● **Written problem**
Copy each line of the entries that contains the word "jupiter".

(Stored data)
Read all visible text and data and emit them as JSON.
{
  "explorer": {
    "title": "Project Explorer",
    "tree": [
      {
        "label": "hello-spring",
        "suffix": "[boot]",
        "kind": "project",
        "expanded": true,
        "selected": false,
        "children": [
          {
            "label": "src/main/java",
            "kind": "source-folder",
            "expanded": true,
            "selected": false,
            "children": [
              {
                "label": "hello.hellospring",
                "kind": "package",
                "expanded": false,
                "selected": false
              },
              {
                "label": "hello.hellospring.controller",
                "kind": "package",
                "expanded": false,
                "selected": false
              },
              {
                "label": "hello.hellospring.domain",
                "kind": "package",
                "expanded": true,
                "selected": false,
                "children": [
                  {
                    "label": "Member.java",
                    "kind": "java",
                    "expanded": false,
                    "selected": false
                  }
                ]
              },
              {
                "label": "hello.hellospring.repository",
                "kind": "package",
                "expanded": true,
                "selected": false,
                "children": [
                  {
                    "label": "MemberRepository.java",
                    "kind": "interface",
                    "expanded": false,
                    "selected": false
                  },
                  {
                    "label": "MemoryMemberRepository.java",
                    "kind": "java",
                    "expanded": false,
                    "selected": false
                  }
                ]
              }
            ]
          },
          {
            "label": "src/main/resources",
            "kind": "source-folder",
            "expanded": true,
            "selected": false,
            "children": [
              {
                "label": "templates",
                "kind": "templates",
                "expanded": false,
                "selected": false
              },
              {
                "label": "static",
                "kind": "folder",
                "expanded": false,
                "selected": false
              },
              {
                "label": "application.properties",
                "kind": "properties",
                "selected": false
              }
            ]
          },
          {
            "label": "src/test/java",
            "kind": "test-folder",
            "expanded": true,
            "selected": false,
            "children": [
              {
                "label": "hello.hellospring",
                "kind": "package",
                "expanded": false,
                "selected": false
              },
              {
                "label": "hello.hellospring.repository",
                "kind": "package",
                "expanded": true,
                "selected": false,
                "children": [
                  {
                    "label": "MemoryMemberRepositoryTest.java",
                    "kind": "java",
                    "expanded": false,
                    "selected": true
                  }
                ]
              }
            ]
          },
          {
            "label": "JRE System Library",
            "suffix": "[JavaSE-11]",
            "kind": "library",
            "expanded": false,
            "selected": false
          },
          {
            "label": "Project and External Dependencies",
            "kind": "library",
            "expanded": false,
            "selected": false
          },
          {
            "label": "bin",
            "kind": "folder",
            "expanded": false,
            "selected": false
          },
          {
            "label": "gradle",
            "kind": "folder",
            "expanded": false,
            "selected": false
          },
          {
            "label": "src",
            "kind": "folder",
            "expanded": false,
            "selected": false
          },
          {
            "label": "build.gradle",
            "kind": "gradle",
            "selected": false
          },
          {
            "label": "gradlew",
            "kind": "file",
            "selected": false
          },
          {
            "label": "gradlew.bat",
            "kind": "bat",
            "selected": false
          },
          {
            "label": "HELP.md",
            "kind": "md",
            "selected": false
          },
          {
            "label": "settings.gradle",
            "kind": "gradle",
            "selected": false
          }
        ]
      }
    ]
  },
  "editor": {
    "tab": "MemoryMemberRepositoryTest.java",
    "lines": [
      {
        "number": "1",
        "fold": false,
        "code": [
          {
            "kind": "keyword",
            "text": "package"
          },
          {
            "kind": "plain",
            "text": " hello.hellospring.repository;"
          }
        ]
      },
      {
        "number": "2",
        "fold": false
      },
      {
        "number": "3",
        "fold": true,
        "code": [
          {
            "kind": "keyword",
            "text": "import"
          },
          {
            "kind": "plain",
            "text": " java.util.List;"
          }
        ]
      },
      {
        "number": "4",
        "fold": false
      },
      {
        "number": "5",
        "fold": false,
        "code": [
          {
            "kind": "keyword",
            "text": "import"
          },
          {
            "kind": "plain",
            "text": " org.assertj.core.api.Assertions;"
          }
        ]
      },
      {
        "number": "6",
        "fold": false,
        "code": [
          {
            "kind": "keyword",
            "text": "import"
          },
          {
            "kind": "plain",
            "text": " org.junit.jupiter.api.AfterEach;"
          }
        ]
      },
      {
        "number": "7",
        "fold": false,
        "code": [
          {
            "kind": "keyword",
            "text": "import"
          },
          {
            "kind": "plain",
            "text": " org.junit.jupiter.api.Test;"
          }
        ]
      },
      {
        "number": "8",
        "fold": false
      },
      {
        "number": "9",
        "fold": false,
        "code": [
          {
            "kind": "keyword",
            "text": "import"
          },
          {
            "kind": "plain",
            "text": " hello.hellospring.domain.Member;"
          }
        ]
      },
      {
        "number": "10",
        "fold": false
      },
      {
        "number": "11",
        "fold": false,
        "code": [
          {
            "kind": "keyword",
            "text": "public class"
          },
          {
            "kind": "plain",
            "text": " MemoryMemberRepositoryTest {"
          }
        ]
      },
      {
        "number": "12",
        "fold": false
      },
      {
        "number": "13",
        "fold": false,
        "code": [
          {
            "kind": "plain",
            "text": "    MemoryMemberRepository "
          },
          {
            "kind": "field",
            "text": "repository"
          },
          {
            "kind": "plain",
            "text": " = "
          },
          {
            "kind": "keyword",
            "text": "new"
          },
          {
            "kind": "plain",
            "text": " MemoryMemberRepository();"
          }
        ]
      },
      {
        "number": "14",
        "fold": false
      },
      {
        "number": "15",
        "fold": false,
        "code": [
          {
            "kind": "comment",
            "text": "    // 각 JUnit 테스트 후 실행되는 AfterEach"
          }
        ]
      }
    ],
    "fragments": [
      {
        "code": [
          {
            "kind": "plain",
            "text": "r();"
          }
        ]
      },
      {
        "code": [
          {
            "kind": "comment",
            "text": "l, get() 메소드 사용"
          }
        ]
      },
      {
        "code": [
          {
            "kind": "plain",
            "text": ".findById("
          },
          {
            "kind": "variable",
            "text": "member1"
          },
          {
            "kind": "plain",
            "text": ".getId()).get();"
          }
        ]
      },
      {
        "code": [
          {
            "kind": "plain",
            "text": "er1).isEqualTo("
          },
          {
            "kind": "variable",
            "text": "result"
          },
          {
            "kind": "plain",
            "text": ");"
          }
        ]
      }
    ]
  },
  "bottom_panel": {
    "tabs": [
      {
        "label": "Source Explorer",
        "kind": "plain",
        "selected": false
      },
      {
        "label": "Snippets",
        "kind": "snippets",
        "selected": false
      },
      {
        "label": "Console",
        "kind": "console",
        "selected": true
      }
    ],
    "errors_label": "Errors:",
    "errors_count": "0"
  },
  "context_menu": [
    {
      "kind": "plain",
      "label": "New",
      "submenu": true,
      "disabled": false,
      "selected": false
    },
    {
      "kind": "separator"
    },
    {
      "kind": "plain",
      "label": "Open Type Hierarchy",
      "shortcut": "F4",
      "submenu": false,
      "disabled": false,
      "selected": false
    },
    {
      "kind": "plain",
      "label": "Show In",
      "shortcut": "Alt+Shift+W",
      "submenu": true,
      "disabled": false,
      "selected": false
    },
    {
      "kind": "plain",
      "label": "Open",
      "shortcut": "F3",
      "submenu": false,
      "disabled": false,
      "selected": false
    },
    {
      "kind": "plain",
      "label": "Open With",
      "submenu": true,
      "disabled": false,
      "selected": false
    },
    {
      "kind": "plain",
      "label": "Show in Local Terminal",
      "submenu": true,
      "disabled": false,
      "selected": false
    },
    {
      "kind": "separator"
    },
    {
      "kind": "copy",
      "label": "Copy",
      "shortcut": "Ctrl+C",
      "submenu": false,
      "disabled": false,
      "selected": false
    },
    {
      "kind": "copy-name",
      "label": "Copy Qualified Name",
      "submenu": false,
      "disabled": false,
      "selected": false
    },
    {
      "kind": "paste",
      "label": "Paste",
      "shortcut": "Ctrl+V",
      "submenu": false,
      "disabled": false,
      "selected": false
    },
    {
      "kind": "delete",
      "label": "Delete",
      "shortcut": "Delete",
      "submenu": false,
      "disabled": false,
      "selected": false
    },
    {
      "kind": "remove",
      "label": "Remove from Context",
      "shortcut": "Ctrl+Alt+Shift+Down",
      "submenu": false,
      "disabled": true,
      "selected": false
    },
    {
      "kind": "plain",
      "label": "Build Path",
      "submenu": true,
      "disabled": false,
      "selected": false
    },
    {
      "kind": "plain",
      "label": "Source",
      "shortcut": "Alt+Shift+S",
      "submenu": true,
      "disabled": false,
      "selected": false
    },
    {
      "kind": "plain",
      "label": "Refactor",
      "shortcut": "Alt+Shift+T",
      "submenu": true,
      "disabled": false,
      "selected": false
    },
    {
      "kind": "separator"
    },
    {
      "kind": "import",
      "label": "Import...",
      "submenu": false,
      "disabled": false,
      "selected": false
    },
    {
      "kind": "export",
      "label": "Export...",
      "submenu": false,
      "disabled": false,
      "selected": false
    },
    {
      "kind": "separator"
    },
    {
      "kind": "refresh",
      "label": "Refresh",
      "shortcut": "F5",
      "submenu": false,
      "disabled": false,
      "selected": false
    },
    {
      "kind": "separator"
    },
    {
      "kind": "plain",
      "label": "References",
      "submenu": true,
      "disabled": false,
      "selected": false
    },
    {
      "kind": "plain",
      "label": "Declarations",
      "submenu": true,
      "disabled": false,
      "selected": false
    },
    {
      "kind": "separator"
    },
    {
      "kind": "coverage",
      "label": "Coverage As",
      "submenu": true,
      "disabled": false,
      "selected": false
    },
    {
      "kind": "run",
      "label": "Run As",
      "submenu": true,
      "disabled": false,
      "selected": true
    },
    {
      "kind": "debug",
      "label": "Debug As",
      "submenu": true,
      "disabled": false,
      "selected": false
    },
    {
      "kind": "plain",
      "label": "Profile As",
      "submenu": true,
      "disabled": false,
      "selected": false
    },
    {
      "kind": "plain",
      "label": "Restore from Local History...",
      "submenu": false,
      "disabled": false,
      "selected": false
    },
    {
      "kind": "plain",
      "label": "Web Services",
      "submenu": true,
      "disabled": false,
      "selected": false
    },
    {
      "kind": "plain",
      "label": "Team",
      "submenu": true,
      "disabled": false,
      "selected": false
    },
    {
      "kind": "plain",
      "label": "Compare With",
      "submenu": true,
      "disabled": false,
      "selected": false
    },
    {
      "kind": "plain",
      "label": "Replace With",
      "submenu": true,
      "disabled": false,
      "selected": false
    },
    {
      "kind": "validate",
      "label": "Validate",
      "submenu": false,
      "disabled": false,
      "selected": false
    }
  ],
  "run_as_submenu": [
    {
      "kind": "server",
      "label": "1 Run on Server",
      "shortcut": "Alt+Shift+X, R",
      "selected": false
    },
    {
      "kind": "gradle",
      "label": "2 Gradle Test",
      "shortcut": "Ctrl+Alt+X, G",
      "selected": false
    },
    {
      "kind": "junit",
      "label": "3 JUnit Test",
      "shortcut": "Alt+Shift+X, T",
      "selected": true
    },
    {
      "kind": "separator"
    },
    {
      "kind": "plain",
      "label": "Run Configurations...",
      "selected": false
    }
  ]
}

● **Answer to this exercise**
            "text": " org.junit.jupiter.api.AfterEach;"
            "text": " org.junit.jupiter.api.Test;"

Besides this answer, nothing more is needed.